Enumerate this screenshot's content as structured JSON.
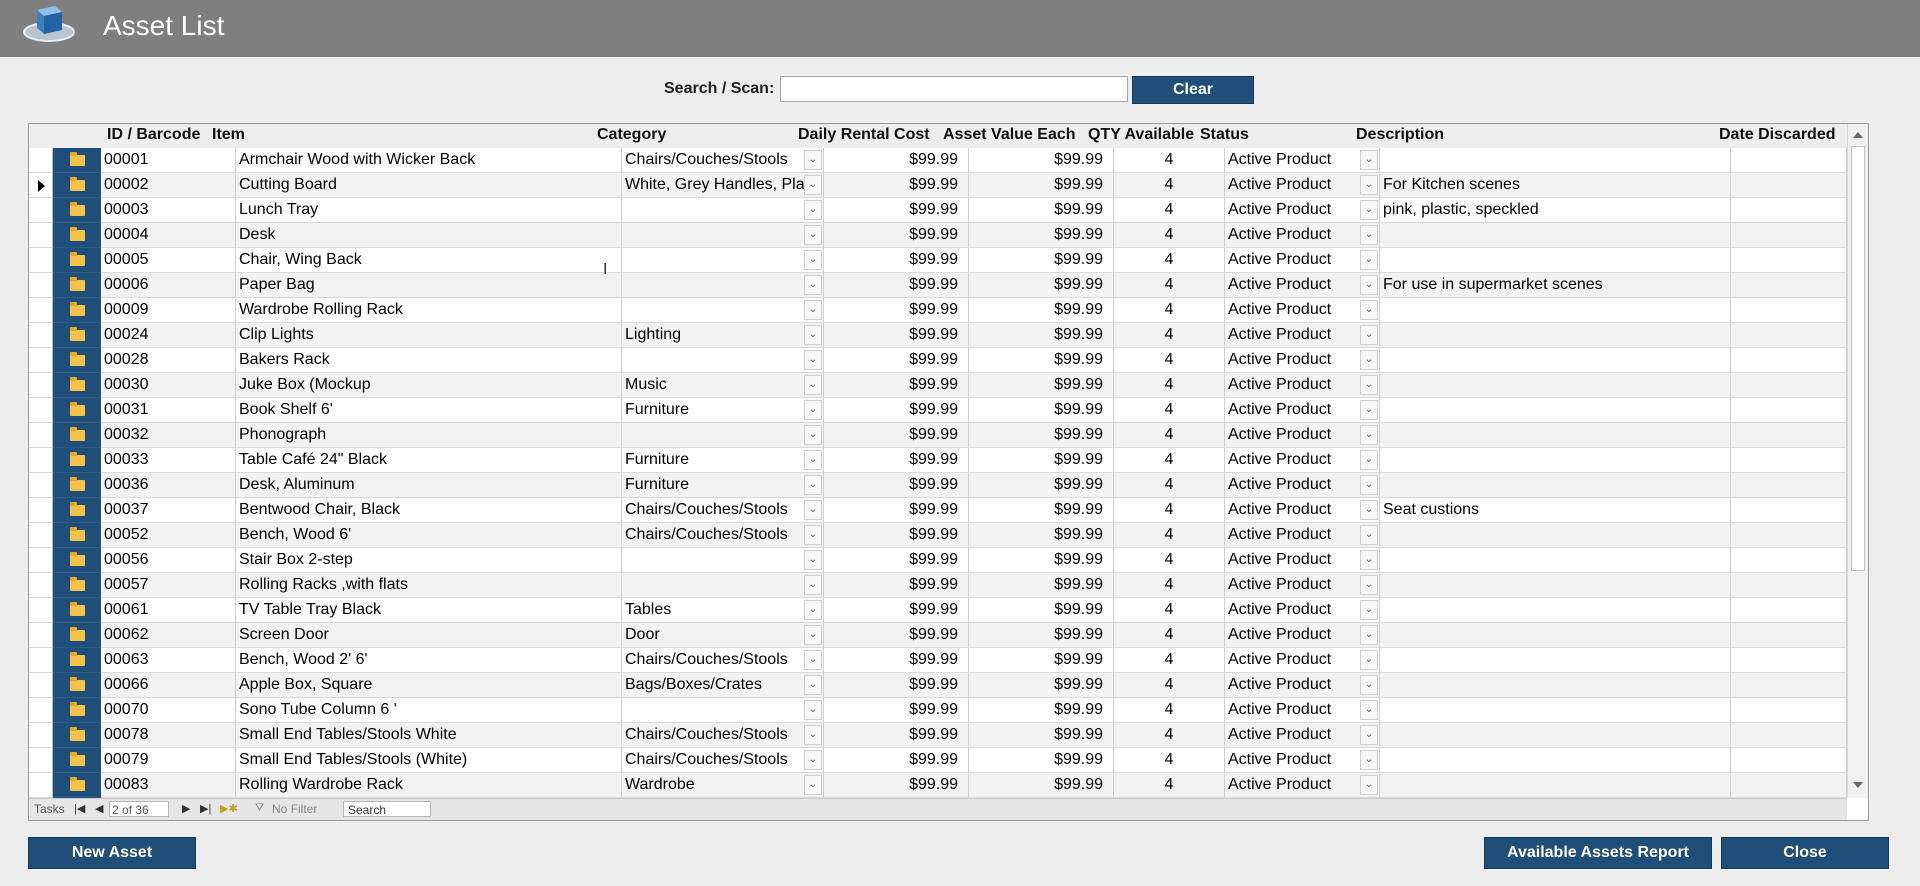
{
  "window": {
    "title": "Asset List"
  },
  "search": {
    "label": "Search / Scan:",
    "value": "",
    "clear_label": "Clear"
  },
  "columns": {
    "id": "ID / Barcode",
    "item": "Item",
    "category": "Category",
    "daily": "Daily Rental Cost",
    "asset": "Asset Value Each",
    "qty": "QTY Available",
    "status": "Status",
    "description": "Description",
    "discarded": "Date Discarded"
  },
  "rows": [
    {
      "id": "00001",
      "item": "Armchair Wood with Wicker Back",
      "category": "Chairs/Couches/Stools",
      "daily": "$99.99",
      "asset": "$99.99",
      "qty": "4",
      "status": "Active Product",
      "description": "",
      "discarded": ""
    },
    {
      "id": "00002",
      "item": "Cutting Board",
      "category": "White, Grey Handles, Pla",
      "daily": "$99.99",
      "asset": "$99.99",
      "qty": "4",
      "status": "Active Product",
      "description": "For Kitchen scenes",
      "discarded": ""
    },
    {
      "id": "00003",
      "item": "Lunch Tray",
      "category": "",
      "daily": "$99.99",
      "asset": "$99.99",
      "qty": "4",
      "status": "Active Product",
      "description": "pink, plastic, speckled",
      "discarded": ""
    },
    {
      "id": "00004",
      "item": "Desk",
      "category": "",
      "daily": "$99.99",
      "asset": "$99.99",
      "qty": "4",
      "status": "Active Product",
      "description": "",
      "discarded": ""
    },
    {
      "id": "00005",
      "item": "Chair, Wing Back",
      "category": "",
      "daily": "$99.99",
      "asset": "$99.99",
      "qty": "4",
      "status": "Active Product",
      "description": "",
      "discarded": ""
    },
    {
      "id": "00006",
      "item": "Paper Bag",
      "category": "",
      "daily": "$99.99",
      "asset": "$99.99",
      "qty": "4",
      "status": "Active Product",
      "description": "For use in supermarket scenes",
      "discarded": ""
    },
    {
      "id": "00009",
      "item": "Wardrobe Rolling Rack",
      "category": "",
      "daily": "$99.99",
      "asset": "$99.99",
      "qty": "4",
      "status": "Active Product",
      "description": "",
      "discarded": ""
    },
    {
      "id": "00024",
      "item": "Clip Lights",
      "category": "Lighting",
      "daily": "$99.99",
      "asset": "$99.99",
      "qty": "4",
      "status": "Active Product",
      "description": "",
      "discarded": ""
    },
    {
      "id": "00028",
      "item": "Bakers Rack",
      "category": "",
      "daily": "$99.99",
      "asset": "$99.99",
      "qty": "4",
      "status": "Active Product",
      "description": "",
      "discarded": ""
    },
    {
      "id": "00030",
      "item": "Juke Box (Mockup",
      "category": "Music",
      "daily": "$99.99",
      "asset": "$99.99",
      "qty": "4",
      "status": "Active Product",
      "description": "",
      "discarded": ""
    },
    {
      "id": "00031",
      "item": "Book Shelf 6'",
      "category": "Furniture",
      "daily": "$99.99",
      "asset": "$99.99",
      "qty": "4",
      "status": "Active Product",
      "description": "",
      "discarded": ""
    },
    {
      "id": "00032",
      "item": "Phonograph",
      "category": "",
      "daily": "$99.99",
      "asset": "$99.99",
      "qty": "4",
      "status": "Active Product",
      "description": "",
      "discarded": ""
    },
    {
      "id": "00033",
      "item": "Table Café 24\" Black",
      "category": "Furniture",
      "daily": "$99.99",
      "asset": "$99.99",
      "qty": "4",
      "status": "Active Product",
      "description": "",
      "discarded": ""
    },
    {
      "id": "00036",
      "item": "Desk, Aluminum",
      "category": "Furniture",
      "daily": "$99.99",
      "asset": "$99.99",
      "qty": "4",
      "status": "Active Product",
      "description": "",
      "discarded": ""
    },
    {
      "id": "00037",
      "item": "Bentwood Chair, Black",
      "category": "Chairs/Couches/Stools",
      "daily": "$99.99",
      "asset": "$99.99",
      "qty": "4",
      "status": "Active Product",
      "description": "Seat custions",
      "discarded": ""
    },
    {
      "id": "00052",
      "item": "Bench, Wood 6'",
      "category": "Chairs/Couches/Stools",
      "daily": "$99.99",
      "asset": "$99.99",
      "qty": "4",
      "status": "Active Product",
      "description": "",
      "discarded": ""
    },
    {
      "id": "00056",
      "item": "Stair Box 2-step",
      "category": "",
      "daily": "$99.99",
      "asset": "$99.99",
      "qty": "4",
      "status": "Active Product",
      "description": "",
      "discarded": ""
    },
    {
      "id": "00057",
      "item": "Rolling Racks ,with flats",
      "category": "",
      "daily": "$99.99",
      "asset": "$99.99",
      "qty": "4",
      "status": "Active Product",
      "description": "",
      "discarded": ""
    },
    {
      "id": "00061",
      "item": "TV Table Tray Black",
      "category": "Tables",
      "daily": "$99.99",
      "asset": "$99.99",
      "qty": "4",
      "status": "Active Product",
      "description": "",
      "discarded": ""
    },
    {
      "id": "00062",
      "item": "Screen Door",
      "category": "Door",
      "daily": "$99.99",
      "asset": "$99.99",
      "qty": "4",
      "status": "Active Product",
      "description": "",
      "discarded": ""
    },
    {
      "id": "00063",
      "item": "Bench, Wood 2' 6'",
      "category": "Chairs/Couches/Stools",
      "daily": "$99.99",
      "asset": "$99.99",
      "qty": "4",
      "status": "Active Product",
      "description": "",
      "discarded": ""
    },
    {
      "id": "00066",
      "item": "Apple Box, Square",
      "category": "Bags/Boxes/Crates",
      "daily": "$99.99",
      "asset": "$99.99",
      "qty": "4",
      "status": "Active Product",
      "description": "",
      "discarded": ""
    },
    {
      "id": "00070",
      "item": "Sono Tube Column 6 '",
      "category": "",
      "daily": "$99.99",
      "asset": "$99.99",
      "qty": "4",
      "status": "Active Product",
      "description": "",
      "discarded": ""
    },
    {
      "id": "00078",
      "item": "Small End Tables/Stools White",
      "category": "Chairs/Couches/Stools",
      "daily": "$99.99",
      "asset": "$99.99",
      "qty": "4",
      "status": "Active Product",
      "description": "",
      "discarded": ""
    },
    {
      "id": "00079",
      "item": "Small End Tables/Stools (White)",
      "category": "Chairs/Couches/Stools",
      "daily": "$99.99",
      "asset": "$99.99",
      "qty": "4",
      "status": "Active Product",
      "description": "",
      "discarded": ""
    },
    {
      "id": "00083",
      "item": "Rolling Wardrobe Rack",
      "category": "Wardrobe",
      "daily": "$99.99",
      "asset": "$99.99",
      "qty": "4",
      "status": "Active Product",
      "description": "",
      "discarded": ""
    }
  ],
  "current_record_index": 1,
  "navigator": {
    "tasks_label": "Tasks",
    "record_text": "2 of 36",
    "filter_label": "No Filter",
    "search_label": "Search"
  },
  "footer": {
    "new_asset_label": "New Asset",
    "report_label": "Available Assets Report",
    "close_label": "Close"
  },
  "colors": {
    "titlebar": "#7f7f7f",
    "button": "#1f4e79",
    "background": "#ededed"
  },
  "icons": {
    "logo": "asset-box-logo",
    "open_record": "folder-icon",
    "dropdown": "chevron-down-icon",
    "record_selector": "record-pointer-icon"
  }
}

-----

- Problem: Make an exact copy of the records shown above, without the pictures.

- Answer for the task:
Enumerate this screenshot's content as structured JSON.
{
  "window": {
    "title": "Asset List"
  },
  "search": {
    "label": "Search / Scan:",
    "value": "",
    "clear_label": "Clear"
  },
  "columns": {
    "id": "ID / Barcode",
    "item": "Item",
    "category": "Category",
    "daily": "Daily Rental Cost",
    "asset": "Asset Value Each",
    "qty": "QTY Available",
    "status": "Status",
    "description": "Description",
    "discarded": "Date Discarded"
  },
  "rows": [
    {
      "id": "00001",
      "item": "Armchair Wood with Wicker Back",
      "category": "Chairs/Couches/Stools",
      "daily": "$99.99",
      "asset": "$99.99",
      "qty": "4",
      "status": "Active Product",
      "description": "",
      "discarded": ""
    },
    {
      "id": "00002",
      "item": "Cutting Board",
      "category": "White, Grey Handles, Pla",
      "daily": "$99.99",
      "asset": "$99.99",
      "qty": "4",
      "status": "Active Product",
      "description": "For Kitchen scenes",
      "discarded": ""
    },
    {
      "id": "00003",
      "item": "Lunch Tray",
      "category": "",
      "daily": "$99.99",
      "asset": "$99.99",
      "qty": "4",
      "status": "Active Product",
      "description": "pink, plastic, speckled",
      "discarded": ""
    },
    {
      "id": "00004",
      "item": "Desk",
      "category": "",
      "daily": "$99.99",
      "asset": "$99.99",
      "qty": "4",
      "status": "Active Product",
      "description": "",
      "discarded": ""
    },
    {
      "id": "00005",
      "item": "Chair, Wing Back",
      "category": "",
      "daily": "$99.99",
      "asset": "$99.99",
      "qty": "4",
      "status": "Active Product",
      "description": "",
      "discarded": ""
    },
    {
      "id": "00006",
      "item": "Paper Bag",
      "category": "",
      "daily": "$99.99",
      "asset": "$99.99",
      "qty": "4",
      "status": "Active Product",
      "description": "For use in supermarket scenes",
      "discarded": ""
    },
    {
      "id": "00009",
      "item": "Wardrobe Rolling Rack",
      "category": "",
      "daily": "$99.99",
      "asset": "$99.99",
      "qty": "4",
      "status": "Active Product",
      "description": "",
      "discarded": ""
    },
    {
      "id": "00024",
      "item": "Clip Lights",
      "category": "Lighting",
      "daily": "$99.99",
      "asset": "$99.99",
      "qty": "4",
      "status": "Active Product",
      "description": "",
      "discarded": ""
    },
    {
      "id": "00028",
      "item": "Bakers Rack",
      "category": "",
      "daily": "$99.99",
      "asset": "$99.99",
      "qty": "4",
      "status": "Active Product",
      "description": "",
      "discarded": ""
    },
    {
      "id": "00030",
      "item": "Juke Box (Mockup",
      "category": "Music",
      "daily": "$99.99",
      "asset": "$99.99",
      "qty": "4",
      "status": "Active Product",
      "description": "",
      "discarded": ""
    },
    {
      "id": "00031",
      "item": "Book Shelf 6'",
      "category": "Furniture",
      "daily": "$99.99",
      "asset": "$99.99",
      "qty": "4",
      "status": "Active Product",
      "description": "",
      "discarded": ""
    },
    {
      "id": "00032",
      "item": "Phonograph",
      "category": "",
      "daily": "$99.99",
      "asset": "$99.99",
      "qty": "4",
      "status": "Active Product",
      "description": "",
      "discarded": ""
    },
    {
      "id": "00033",
      "item": "Table Café 24\" Black",
      "category": "Furniture",
      "daily": "$99.99",
      "asset": "$99.99",
      "qty": "4",
      "status": "Active Product",
      "description": "",
      "discarded": ""
    },
    {
      "id": "00036",
      "item": "Desk, Aluminum",
      "category": "Furniture",
      "daily": "$99.99",
      "asset": "$99.99",
      "qty": "4",
      "status": "Active Product",
      "description": "",
      "discarded": ""
    },
    {
      "id": "00037",
      "item": "Bentwood Chair, Black",
      "category": "Chairs/Couches/Stools",
      "daily": "$99.99",
      "asset": "$99.99",
      "qty": "4",
      "status": "Active Product",
      "description": "Seat custions",
      "discarded": ""
    },
    {
      "id": "00052",
      "item": "Bench, Wood 6'",
      "category": "Chairs/Couches/Stools",
      "daily": "$99.99",
      "asset": "$99.99",
      "qty": "4",
      "status": "Active Product",
      "description": "",
      "discarded": ""
    },
    {
      "id": "00056",
      "item": "Stair Box 2-step",
      "category": "",
      "daily": "$99.99",
      "asset": "$99.99",
      "qty": "4",
      "status": "Active Product",
      "description": "",
      "discarded": ""
    },
    {
      "id": "00057",
      "item": "Rolling Racks ,with flats",
      "category": "",
      "daily": "$99.99",
      "asset": "$99.99",
      "qty": "4",
      "status": "Active Product",
      "description": "",
      "discarded": ""
    },
    {
      "id": "00061",
      "item": "TV Table Tray Black",
      "category": "Tables",
      "daily": "$99.99",
      "asset": "$99.99",
      "qty": "4",
      "status": "Active Product",
      "description": "",
      "discarded": ""
    },
    {
      "id": "00062",
      "item": "Screen Door",
      "category": "Door",
      "daily": "$99.99",
      "asset": "$99.99",
      "qty": "4",
      "status": "Active Product",
      "description": "",
      "discarded": ""
    },
    {
      "id": "00063",
      "item": "Bench, Wood 2' 6'",
      "category": "Chairs/Couches/Stools",
      "daily": "$99.99",
      "asset": "$99.99",
      "qty": "4",
      "status": "Active Product",
      "description": "",
      "discarded": ""
    },
    {
      "id": "00066",
      "item": "Apple Box, Square",
      "category": "Bags/Boxes/Crates",
      "daily": "$99.99",
      "asset": "$99.99",
      "qty": "4",
      "status": "Active Product",
      "description": "",
      "discarded": ""
    },
    {
      "id": "00070",
      "item": "Sono Tube Column 6 '",
      "category": "",
      "daily": "$99.99",
      "asset": "$99.99",
      "qty": "4",
      "status": "Active Product",
      "description": "",
      "discarded": ""
    },
    {
      "id": "00078",
      "item": "Small End Tables/Stools White",
      "category": "Chairs/Couches/Stools",
      "daily": "$99.99",
      "asset": "$99.99",
      "qty": "4",
      "status": "Active Product",
      "description": "",
      "discarded": ""
    },
    {
      "id": "00079",
      "item": "Small End Tables/Stools (White)",
      "category": "Chairs/Couches/Stools",
      "daily": "$99.99",
      "asset": "$99.99",
      "qty": "4",
      "status": "Active Product",
      "description": "",
      "discarded": ""
    },
    {
      "id": "00083",
      "item": "Rolling Wardrobe Rack",
      "category": "Wardrobe",
      "daily": "$99.99",
      "asset": "$99.99",
      "qty": "4",
      "status": "Active Product",
      "description": "",
      "discarded": ""
    }
  ],
  "current_record_index": 1,
  "navigator": {
    "tasks_label": "Tasks",
    "record_text": "2 of 36",
    "filter_label": "No Filter",
    "search_label": "Search"
  },
  "footer": {
    "new_asset_label": "New Asset",
    "report_label": "Available Assets Report",
    "close_label": "Close"
  },
  "colors": {
    "titlebar": "#7f7f7f",
    "button": "#1f4e79",
    "background": "#ededed"
  },
  "icons": {
    "logo": "asset-box-logo",
    "open_record": "folder-icon",
    "dropdown": "chevron-down-icon",
    "record_selector": "record-pointer-icon"
  }
}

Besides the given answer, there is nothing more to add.